Saved entries:
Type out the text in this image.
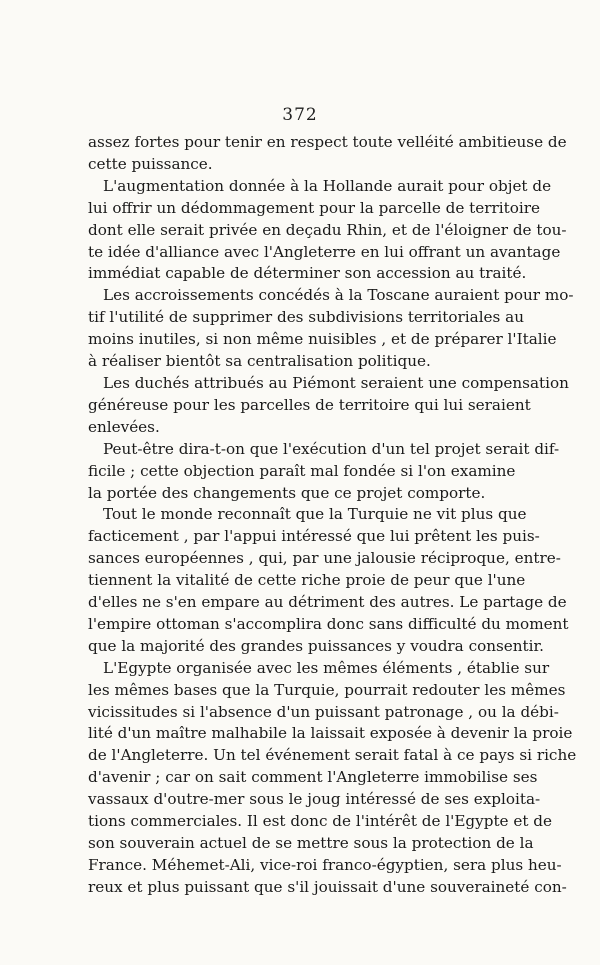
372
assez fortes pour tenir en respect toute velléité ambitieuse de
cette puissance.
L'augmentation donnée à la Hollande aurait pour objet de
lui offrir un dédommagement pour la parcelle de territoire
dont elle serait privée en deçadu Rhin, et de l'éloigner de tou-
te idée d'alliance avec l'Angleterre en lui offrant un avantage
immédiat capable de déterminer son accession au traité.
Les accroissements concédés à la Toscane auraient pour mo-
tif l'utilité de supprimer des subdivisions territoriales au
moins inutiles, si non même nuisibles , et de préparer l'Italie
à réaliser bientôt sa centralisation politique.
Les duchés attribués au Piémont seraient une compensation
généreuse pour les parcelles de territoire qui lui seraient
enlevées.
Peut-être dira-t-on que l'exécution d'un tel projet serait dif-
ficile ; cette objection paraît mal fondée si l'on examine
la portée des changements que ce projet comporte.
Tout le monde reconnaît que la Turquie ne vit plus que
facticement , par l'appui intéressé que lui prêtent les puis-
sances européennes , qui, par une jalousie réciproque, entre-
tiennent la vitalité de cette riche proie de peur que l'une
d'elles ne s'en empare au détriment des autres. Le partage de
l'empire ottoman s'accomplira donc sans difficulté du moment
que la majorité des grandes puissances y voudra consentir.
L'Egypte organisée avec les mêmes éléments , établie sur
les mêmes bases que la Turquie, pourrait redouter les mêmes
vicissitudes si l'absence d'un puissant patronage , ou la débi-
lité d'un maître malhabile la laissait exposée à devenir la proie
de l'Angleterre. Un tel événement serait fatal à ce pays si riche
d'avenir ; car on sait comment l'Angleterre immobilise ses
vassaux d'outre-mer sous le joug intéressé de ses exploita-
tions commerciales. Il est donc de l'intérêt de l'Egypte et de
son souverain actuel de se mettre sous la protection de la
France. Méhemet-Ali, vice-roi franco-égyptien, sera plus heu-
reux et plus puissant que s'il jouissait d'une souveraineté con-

● **Stated goal**:
Which lines include the word "sous"? List them all.

● **Final result**:
vassaux d'outre-mer sous le joug intéressé de ses exploita-
son souverain actuel de se mettre sous la protection de la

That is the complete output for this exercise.